INSTRUCTIONS FOR THE TASK: Repeat, exactly and completely, the entries shown underneath.

Records:

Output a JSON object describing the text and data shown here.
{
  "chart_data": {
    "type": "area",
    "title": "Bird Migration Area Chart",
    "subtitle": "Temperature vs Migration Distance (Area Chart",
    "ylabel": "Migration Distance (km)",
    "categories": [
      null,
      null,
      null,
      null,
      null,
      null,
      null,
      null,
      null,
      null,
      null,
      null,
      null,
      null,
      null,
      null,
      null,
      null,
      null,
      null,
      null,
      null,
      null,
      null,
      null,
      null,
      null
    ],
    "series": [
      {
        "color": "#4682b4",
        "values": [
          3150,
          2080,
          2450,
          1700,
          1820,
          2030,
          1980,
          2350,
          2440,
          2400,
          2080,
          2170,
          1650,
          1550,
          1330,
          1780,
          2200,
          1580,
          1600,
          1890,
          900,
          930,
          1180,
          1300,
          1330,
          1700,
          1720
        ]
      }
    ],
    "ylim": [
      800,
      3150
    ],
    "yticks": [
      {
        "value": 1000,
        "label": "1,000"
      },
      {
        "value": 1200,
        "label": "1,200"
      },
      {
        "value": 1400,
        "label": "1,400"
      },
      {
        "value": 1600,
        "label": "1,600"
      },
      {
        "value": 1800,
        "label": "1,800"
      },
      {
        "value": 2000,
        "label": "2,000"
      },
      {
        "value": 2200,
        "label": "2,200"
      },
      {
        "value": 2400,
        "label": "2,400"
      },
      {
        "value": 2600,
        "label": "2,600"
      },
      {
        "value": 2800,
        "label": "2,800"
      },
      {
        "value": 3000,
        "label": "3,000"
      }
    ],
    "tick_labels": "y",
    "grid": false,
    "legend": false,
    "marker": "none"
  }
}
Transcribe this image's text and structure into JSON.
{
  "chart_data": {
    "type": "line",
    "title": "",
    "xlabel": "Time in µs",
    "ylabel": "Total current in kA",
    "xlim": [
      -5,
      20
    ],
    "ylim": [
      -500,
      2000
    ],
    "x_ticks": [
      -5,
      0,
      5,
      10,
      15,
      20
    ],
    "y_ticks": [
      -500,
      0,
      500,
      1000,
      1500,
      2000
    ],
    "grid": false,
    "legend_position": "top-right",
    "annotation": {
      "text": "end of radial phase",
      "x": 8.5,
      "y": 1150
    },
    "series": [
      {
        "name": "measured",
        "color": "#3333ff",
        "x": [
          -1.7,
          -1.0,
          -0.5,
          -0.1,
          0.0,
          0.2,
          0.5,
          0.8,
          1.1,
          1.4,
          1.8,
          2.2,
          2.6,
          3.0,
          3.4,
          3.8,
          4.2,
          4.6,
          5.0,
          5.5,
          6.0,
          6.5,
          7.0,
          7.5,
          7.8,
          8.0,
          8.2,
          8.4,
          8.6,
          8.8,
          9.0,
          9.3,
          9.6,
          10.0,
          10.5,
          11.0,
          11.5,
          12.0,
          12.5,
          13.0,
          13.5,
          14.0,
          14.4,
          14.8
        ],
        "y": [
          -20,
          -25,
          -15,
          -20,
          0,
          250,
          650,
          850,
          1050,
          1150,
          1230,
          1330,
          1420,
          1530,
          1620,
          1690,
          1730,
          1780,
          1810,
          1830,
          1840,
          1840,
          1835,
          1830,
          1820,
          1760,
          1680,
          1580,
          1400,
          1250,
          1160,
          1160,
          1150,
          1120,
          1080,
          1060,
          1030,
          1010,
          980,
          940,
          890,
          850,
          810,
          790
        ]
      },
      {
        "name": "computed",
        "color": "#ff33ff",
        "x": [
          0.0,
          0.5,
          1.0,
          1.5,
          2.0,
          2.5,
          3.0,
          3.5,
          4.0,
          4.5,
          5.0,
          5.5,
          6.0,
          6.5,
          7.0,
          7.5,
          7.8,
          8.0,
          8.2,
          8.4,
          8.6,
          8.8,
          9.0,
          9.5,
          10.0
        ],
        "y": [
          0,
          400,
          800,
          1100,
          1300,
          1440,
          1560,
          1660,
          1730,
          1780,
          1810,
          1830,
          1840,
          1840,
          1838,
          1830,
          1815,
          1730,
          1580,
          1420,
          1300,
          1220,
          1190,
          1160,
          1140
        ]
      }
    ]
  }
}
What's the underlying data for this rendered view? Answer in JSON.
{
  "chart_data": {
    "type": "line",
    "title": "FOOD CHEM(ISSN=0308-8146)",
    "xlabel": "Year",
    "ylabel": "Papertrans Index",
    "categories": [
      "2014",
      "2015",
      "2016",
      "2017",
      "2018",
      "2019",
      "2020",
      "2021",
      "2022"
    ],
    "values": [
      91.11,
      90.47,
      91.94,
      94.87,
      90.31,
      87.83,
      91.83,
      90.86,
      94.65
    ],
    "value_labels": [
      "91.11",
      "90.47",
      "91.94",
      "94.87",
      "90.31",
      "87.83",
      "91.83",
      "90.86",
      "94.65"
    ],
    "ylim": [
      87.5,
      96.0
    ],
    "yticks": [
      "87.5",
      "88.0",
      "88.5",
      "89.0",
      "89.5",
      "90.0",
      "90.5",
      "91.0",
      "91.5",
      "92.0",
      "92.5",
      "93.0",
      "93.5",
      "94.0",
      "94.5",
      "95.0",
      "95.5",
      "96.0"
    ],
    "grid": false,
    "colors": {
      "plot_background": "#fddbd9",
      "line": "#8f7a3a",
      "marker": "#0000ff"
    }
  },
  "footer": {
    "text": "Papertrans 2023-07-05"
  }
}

WRITTEN REPLY:
Output a JSON object describing the text and data shown here.
{
  "chart_data": {
    "type": "area",
    "title": "Bird Migration Area Chart",
    "subtitle": "Temperature vs Migration Distance (Area Chart",
    "ylabel": "Migration Distance (km)",
    "categories": [
      null,
      null,
      null,
      null,
      null,
      null,
      null,
      null,
      null,
      null,
      null,
      null,
      null,
      null,
      null,
      null,
      null,
      null,
      null,
      null,
      null,
      null,
      null,
      null,
      null,
      null,
      null
    ],
    "series": [
      {
        "color": "#4682b4",
        "values": [
          3150,
          2080,
          2450,
          1700,
          1820,
          2030,
          1980,
          2350,
          2440,
          2400,
          2080,
          2170,
          1650,
          1550,
          1330,
          1780,
          2200,
          1580,
          1600,
          1890,
          900,
          930,
          1180,
          1300,
          1330,
          1700,
          1720
        ]
      }
    ],
    "ylim": [
      800,
      3150
    ],
    "yticks": [
      {
        "value": 1000,
        "label": "1,000"
      },
      {
        "value": 1200,
        "label": "1,200"
      },
      {
        "value": 1400,
        "label": "1,400"
      },
      {
        "value": 1600,
        "label": "1,600"
      },
      {
        "value": 1800,
        "label": "1,800"
      },
      {
        "value": 2000,
        "label": "2,000"
      },
      {
        "value": 2200,
        "label": "2,200"
      },
      {
        "value": 2400,
        "label": "2,400"
      },
      {
        "value": 2600,
        "label": "2,600"
      },
      {
        "value": 2800,
        "label": "2,800"
      },
      {
        "value": 3000,
        "label": "3,000"
      }
    ],
    "tick_labels": "y",
    "grid": false,
    "legend": false,
    "marker": "none"
  }
}
Transcribe this image's text and structure into JSON.
{
  "chart_data": {
    "type": "line",
    "title": "",
    "xlabel": "Time in µs",
    "ylabel": "Total current in kA",
    "xlim": [
      -5,
      20
    ],
    "ylim": [
      -500,
      2000
    ],
    "x_ticks": [
      -5,
      0,
      5,
      10,
      15,
      20
    ],
    "y_ticks": [
      -500,
      0,
      500,
      1000,
      1500,
      2000
    ],
    "grid": false,
    "legend_position": "top-right",
    "annotation": {
      "text": "end of radial phase",
      "x": 8.5,
      "y": 1150
    },
    "series": [
      {
        "name": "measured",
        "color": "#3333ff",
        "x": [
          -1.7,
          -1.0,
          -0.5,
          -0.1,
          0.0,
          0.2,
          0.5,
          0.8,
          1.1,
          1.4,
          1.8,
          2.2,
          2.6,
          3.0,
          3.4,
          3.8,
          4.2,
          4.6,
          5.0,
          5.5,
          6.0,
          6.5,
          7.0,
          7.5,
          7.8,
          8.0,
          8.2,
          8.4,
          8.6,
          8.8,
          9.0,
          9.3,
          9.6,
          10.0,
          10.5,
          11.0,
          11.5,
          12.0,
          12.5,
          13.0,
          13.5,
          14.0,
          14.4,
          14.8
        ],
        "y": [
          -20,
          -25,
          -15,
          -20,
          0,
          250,
          650,
          850,
          1050,
          1150,
          1230,
          1330,
          1420,
          1530,
          1620,
          1690,
          1730,
          1780,
          1810,
          1830,
          1840,
          1840,
          1835,
          1830,
          1820,
          1760,
          1680,
          1580,
          1400,
          1250,
          1160,
          1160,
          1150,
          1120,
          1080,
          1060,
          1030,
          1010,
          980,
          940,
          890,
          850,
          810,
          790
        ]
      },
      {
        "name": "computed",
        "color": "#ff33ff",
        "x": [
          0.0,
          0.5,
          1.0,
          1.5,
          2.0,
          2.5,
          3.0,
          3.5,
          4.0,
          4.5,
          5.0,
          5.5,
          6.0,
          6.5,
          7.0,
          7.5,
          7.8,
          8.0,
          8.2,
          8.4,
          8.6,
          8.8,
          9.0,
          9.5,
          10.0
        ],
        "y": [
          0,
          400,
          800,
          1100,
          1300,
          1440,
          1560,
          1660,
          1730,
          1780,
          1810,
          1830,
          1840,
          1840,
          1838,
          1830,
          1815,
          1730,
          1580,
          1420,
          1300,
          1220,
          1190,
          1160,
          1140
        ]
      }
    ]
  }
}
What's the underlying data for this rendered view? Answer in JSON.
{
  "chart_data": {
    "type": "line",
    "title": "FOOD CHEM(ISSN=0308-8146)",
    "xlabel": "Year",
    "ylabel": "Papertrans Index",
    "categories": [
      "2014",
      "2015",
      "2016",
      "2017",
      "2018",
      "2019",
      "2020",
      "2021",
      "2022"
    ],
    "values": [
      91.11,
      90.47,
      91.94,
      94.87,
      90.31,
      87.83,
      91.83,
      90.86,
      94.65
    ],
    "value_labels": [
      "91.11",
      "90.47",
      "91.94",
      "94.87",
      "90.31",
      "87.83",
      "91.83",
      "90.86",
      "94.65"
    ],
    "ylim": [
      87.5,
      96.0
    ],
    "yticks": [
      "87.5",
      "88.0",
      "88.5",
      "89.0",
      "89.5",
      "90.0",
      "90.5",
      "91.0",
      "91.5",
      "92.0",
      "92.5",
      "93.0",
      "93.5",
      "94.0",
      "94.5",
      "95.0",
      "95.5",
      "96.0"
    ],
    "grid": false,
    "colors": {
      "plot_background": "#fddbd9",
      "line": "#8f7a3a",
      "marker": "#0000ff"
    }
  },
  "footer": {
    "text": "Papertrans 2023-07-05"
  }
}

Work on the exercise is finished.